>> Begin Dataset records

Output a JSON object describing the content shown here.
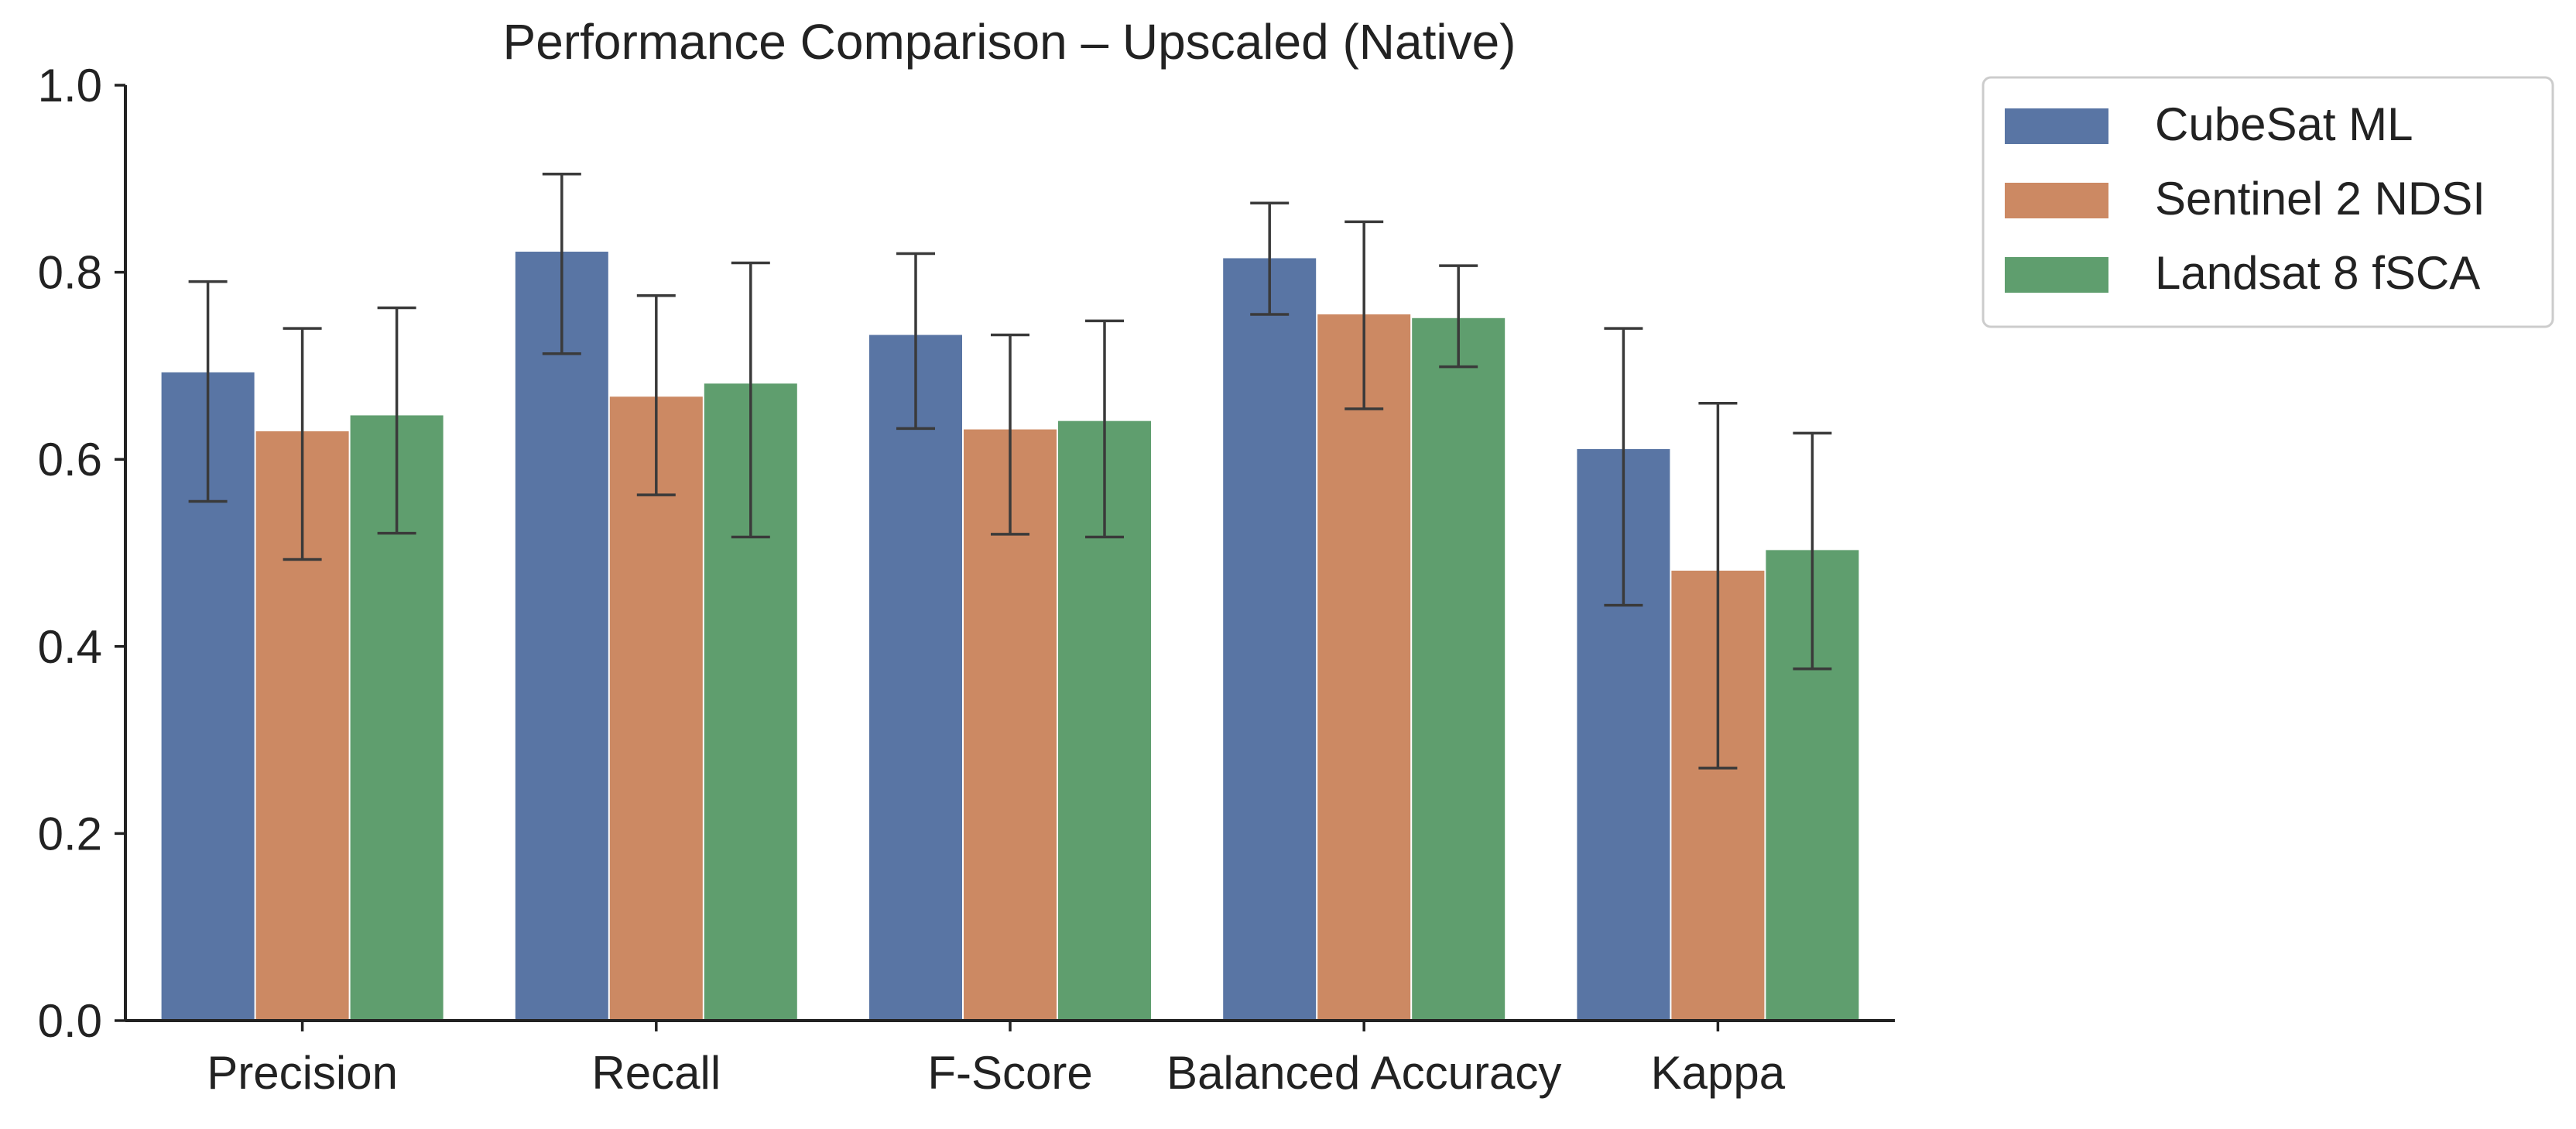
{
  "chart_data": {
    "type": "bar",
    "title": "Performance Comparison – Upscaled (Native)",
    "xlabel": "",
    "ylabel": "",
    "ylim": [
      0,
      1.0
    ],
    "yticks": [
      "0.0",
      "0.2",
      "0.4",
      "0.6",
      "0.8",
      "1.0"
    ],
    "categories": [
      "Precision",
      "Recall",
      "F-Score",
      "Balanced Accuracy",
      "Kappa"
    ],
    "grid": false,
    "legend_position": "outside-top-right",
    "series": [
      {
        "name": "CubeSat ML",
        "color": "#5975a4",
        "values": [
          0.693,
          0.822,
          0.733,
          0.815,
          0.611
        ],
        "err_low": [
          0.555,
          0.713,
          0.633,
          0.755,
          0.444
        ],
        "err_high": [
          0.79,
          0.905,
          0.82,
          0.874,
          0.74
        ]
      },
      {
        "name": "Sentinel 2 NDSI",
        "color": "#cc8963",
        "values": [
          0.63,
          0.667,
          0.632,
          0.755,
          0.481
        ],
        "err_low": [
          0.493,
          0.562,
          0.52,
          0.654,
          0.27
        ],
        "err_high": [
          0.74,
          0.775,
          0.733,
          0.854,
          0.66
        ]
      },
      {
        "name": "Landsat 8 fSCA",
        "color": "#5f9e6e",
        "values": [
          0.647,
          0.681,
          0.641,
          0.751,
          0.503
        ],
        "err_low": [
          0.521,
          0.517,
          0.517,
          0.699,
          0.376
        ],
        "err_high": [
          0.762,
          0.81,
          0.748,
          0.807,
          0.628
        ]
      }
    ]
  }
}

>> End Dataset records

* [Work instructions]:
Transcribe the material exactly, keeping every word and none of the pictures.

* [Problem solution]:
Output a JSON object describing the content shown here.
{
  "chart_data": {
    "type": "bar",
    "title": "Performance Comparison – Upscaled (Native)",
    "xlabel": "",
    "ylabel": "",
    "ylim": [
      0,
      1.0
    ],
    "yticks": [
      "0.0",
      "0.2",
      "0.4",
      "0.6",
      "0.8",
      "1.0"
    ],
    "categories": [
      "Precision",
      "Recall",
      "F-Score",
      "Balanced Accuracy",
      "Kappa"
    ],
    "grid": false,
    "legend_position": "outside-top-right",
    "series": [
      {
        "name": "CubeSat ML",
        "color": "#5975a4",
        "values": [
          0.693,
          0.822,
          0.733,
          0.815,
          0.611
        ],
        "err_low": [
          0.555,
          0.713,
          0.633,
          0.755,
          0.444
        ],
        "err_high": [
          0.79,
          0.905,
          0.82,
          0.874,
          0.74
        ]
      },
      {
        "name": "Sentinel 2 NDSI",
        "color": "#cc8963",
        "values": [
          0.63,
          0.667,
          0.632,
          0.755,
          0.481
        ],
        "err_low": [
          0.493,
          0.562,
          0.52,
          0.654,
          0.27
        ],
        "err_high": [
          0.74,
          0.775,
          0.733,
          0.854,
          0.66
        ]
      },
      {
        "name": "Landsat 8 fSCA",
        "color": "#5f9e6e",
        "values": [
          0.647,
          0.681,
          0.641,
          0.751,
          0.503
        ],
        "err_low": [
          0.521,
          0.517,
          0.517,
          0.699,
          0.376
        ],
        "err_high": [
          0.762,
          0.81,
          0.748,
          0.807,
          0.628
        ]
      }
    ]
  }
}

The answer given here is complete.